> [INSTRUCTIONS FOR THE TASK] Your task is to print the material below exactly as presented.

Entries taken from a collection:
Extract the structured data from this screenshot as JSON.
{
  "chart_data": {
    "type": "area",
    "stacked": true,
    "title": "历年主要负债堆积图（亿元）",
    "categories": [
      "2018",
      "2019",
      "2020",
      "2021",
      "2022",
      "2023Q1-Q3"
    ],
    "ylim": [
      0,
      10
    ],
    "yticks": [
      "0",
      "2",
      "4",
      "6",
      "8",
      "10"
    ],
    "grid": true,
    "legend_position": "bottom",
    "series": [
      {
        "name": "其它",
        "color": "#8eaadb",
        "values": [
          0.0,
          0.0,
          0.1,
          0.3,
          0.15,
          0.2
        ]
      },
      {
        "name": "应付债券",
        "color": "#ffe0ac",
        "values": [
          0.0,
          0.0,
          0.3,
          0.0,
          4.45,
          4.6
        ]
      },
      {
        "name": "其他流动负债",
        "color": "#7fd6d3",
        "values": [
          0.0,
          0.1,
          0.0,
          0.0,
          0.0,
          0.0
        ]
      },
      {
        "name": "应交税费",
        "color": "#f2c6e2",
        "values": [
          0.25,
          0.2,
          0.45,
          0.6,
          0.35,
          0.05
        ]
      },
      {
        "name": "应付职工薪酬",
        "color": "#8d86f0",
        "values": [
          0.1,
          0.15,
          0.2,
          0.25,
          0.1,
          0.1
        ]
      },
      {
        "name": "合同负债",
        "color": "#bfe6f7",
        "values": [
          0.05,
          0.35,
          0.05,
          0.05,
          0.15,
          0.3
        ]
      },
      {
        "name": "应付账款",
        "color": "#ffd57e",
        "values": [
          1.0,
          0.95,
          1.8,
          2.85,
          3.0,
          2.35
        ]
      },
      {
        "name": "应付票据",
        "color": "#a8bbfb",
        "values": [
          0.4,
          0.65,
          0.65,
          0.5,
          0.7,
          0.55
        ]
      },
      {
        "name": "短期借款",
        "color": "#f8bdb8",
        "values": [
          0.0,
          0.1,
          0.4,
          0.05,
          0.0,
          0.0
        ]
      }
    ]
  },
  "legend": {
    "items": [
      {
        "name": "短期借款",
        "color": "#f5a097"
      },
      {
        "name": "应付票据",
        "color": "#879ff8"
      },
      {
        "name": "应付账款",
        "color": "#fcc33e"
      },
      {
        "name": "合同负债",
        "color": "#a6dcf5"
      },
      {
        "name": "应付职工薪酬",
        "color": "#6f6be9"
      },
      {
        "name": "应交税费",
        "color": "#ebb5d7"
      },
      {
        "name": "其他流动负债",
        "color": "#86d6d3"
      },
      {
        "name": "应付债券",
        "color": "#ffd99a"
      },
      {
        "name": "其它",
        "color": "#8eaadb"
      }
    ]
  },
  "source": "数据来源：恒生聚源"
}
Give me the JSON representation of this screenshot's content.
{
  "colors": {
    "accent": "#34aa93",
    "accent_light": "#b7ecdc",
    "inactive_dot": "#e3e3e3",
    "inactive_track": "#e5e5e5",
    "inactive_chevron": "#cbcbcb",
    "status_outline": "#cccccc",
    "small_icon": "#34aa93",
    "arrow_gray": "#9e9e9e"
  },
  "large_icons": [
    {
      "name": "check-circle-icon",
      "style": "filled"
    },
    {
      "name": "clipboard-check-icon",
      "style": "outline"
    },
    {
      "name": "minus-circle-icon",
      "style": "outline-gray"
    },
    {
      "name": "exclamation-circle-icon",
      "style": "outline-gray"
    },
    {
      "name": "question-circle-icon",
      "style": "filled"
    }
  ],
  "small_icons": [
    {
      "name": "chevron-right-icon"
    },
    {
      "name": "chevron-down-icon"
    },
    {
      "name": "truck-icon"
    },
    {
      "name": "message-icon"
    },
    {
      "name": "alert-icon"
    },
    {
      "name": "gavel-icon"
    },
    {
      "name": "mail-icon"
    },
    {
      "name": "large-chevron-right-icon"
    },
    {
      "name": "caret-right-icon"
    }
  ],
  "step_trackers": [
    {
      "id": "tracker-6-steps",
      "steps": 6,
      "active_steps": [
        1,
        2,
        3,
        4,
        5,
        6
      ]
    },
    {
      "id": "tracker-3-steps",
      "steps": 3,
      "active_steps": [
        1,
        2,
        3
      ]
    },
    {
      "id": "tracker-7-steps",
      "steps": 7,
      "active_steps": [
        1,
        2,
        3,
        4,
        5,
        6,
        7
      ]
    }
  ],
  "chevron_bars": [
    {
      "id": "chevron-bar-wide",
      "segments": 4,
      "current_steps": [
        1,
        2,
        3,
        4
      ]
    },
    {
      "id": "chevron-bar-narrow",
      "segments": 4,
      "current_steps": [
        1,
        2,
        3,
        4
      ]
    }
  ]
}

> [SOLUTION TO THIS PROBLEM]
Extract the structured data from this screenshot as JSON.
{
  "chart_data": {
    "type": "area",
    "stacked": true,
    "title": "历年主要负债堆积图（亿元）",
    "categories": [
      "2018",
      "2019",
      "2020",
      "2021",
      "2022",
      "2023Q1-Q3"
    ],
    "ylim": [
      0,
      10
    ],
    "yticks": [
      "0",
      "2",
      "4",
      "6",
      "8",
      "10"
    ],
    "grid": true,
    "legend_position": "bottom",
    "series": [
      {
        "name": "其它",
        "color": "#8eaadb",
        "values": [
          0.0,
          0.0,
          0.1,
          0.3,
          0.15,
          0.2
        ]
      },
      {
        "name": "应付债券",
        "color": "#ffe0ac",
        "values": [
          0.0,
          0.0,
          0.3,
          0.0,
          4.45,
          4.6
        ]
      },
      {
        "name": "其他流动负债",
        "color": "#7fd6d3",
        "values": [
          0.0,
          0.1,
          0.0,
          0.0,
          0.0,
          0.0
        ]
      },
      {
        "name": "应交税费",
        "color": "#f2c6e2",
        "values": [
          0.25,
          0.2,
          0.45,
          0.6,
          0.35,
          0.05
        ]
      },
      {
        "name": "应付职工薪酬",
        "color": "#8d86f0",
        "values": [
          0.1,
          0.15,
          0.2,
          0.25,
          0.1,
          0.1
        ]
      },
      {
        "name": "合同负债",
        "color": "#bfe6f7",
        "values": [
          0.05,
          0.35,
          0.05,
          0.05,
          0.15,
          0.3
        ]
      },
      {
        "name": "应付账款",
        "color": "#ffd57e",
        "values": [
          1.0,
          0.95,
          1.8,
          2.85,
          3.0,
          2.35
        ]
      },
      {
        "name": "应付票据",
        "color": "#a8bbfb",
        "values": [
          0.4,
          0.65,
          0.65,
          0.5,
          0.7,
          0.55
        ]
      },
      {
        "name": "短期借款",
        "color": "#f8bdb8",
        "values": [
          0.0,
          0.1,
          0.4,
          0.05,
          0.0,
          0.0
        ]
      }
    ]
  },
  "legend": {
    "items": [
      {
        "name": "短期借款",
        "color": "#f5a097"
      },
      {
        "name": "应付票据",
        "color": "#879ff8"
      },
      {
        "name": "应付账款",
        "color": "#fcc33e"
      },
      {
        "name": "合同负债",
        "color": "#a6dcf5"
      },
      {
        "name": "应付职工薪酬",
        "color": "#6f6be9"
      },
      {
        "name": "应交税费",
        "color": "#ebb5d7"
      },
      {
        "name": "其他流动负债",
        "color": "#86d6d3"
      },
      {
        "name": "应付债券",
        "color": "#ffd99a"
      },
      {
        "name": "其它",
        "color": "#8eaadb"
      }
    ]
  },
  "source": "数据来源：恒生聚源"
}
Give me the JSON representation of this screenshot's content.
{
  "colors": {
    "accent": "#34aa93",
    "accent_light": "#b7ecdc",
    "inactive_dot": "#e3e3e3",
    "inactive_track": "#e5e5e5",
    "inactive_chevron": "#cbcbcb",
    "status_outline": "#cccccc",
    "small_icon": "#34aa93",
    "arrow_gray": "#9e9e9e"
  },
  "large_icons": [
    {
      "name": "check-circle-icon",
      "style": "filled"
    },
    {
      "name": "clipboard-check-icon",
      "style": "outline"
    },
    {
      "name": "minus-circle-icon",
      "style": "outline-gray"
    },
    {
      "name": "exclamation-circle-icon",
      "style": "outline-gray"
    },
    {
      "name": "question-circle-icon",
      "style": "filled"
    }
  ],
  "small_icons": [
    {
      "name": "chevron-right-icon"
    },
    {
      "name": "chevron-down-icon"
    },
    {
      "name": "truck-icon"
    },
    {
      "name": "message-icon"
    },
    {
      "name": "alert-icon"
    },
    {
      "name": "gavel-icon"
    },
    {
      "name": "mail-icon"
    },
    {
      "name": "large-chevron-right-icon"
    },
    {
      "name": "caret-right-icon"
    }
  ],
  "step_trackers": [
    {
      "id": "tracker-6-steps",
      "steps": 6,
      "active_steps": [
        1,
        2,
        3,
        4,
        5,
        6
      ]
    },
    {
      "id": "tracker-3-steps",
      "steps": 3,
      "active_steps": [
        1,
        2,
        3
      ]
    },
    {
      "id": "tracker-7-steps",
      "steps": 7,
      "active_steps": [
        1,
        2,
        3,
        4,
        5,
        6,
        7
      ]
    }
  ],
  "chevron_bars": [
    {
      "id": "chevron-bar-wide",
      "segments": 4,
      "current_steps": [
        1,
        2,
        3,
        4
      ]
    },
    {
      "id": "chevron-bar-narrow",
      "segments": 4,
      "current_steps": [
        1,
        2,
        3,
        4
      ]
    }
  ]
}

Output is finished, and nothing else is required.